### Problem details
In the listing below, locate the lines bearing the word "Fill". Copy every one of them.
'''
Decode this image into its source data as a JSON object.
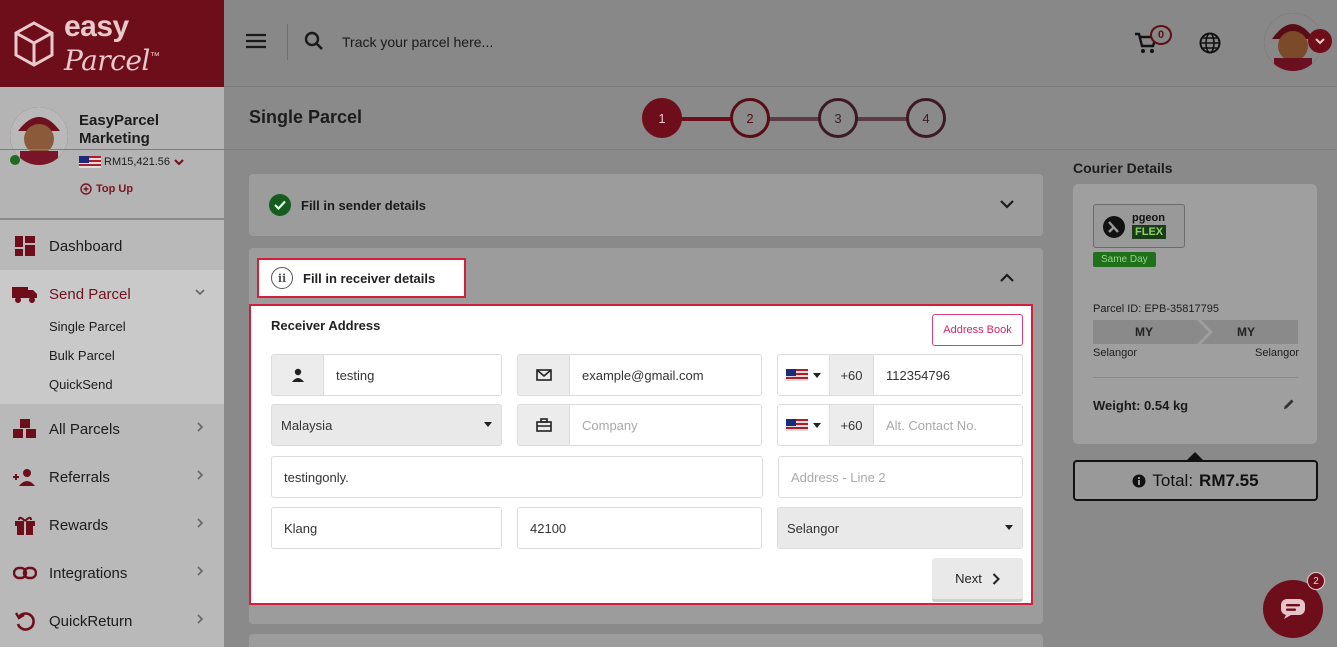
{
  "brand": {
    "name": "easy",
    "name_script": "Parcel",
    "tm": "™"
  },
  "topbar": {
    "search_placeholder": "Track your parcel here...",
    "cart_count": "0"
  },
  "profile": {
    "name": "EasyParcel Marketing",
    "balance": "RM15,421.56",
    "topup_label": "Top Up"
  },
  "sidebar": {
    "items": [
      {
        "label": "Dashboard",
        "icon": "dashboard-icon"
      },
      {
        "label": "Send Parcel",
        "icon": "truck-icon"
      },
      {
        "label": "All Parcels",
        "icon": "boxes-icon"
      },
      {
        "label": "Referrals",
        "icon": "users-add-icon"
      },
      {
        "label": "Rewards",
        "icon": "gift-icon"
      },
      {
        "label": "Integrations",
        "icon": "link-icon"
      },
      {
        "label": "QuickReturn",
        "icon": "return-icon"
      }
    ],
    "sub_items": [
      "Single Parcel",
      "Bulk Parcel",
      "QuickSend"
    ]
  },
  "page": {
    "title": "Single Parcel"
  },
  "stepper": {
    "steps": [
      "1",
      "2",
      "3",
      "4"
    ],
    "current": 2
  },
  "sections": {
    "sender_title": "Fill in sender details",
    "receiver_title": "Fill in receiver details"
  },
  "form": {
    "heading": "Receiver Address",
    "address_book_label": "Address Book",
    "name_value": "testing",
    "email_value": "example@gmail.com",
    "phone_code": "+60",
    "phone_value": "112354796",
    "country_value": "Malaysia",
    "company_placeholder": "Company",
    "alt_phone_code": "+60",
    "alt_phone_placeholder": "Alt. Contact No.",
    "address1_value": "testingonly.",
    "address2_placeholder": "Address - Line 2",
    "city_value": "Klang",
    "postcode_value": "42100",
    "state_value": "Selangor",
    "next_label": "Next"
  },
  "courier": {
    "title": "Courier Details",
    "logo_text": "pgeon",
    "logo_flex": "FLEX",
    "badge": "Same Day",
    "parcel_id": "Parcel ID: EPB-35817795",
    "from_country": "MY",
    "to_country": "MY",
    "from_state": "Selangor",
    "to_state": "Selangor",
    "weight": "Weight: 0.54 kg"
  },
  "total": {
    "label": "Total:",
    "amount": "RM7.55"
  },
  "chat": {
    "badge": "2"
  },
  "colors": {
    "brand": "#d41f3b",
    "dark_brand": "#6e0e1a",
    "success": "#155c1f"
  }
}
'''
### Completed task
    "sender_title": "Fill in sender details",
    "receiver_title": "Fill in receiver details"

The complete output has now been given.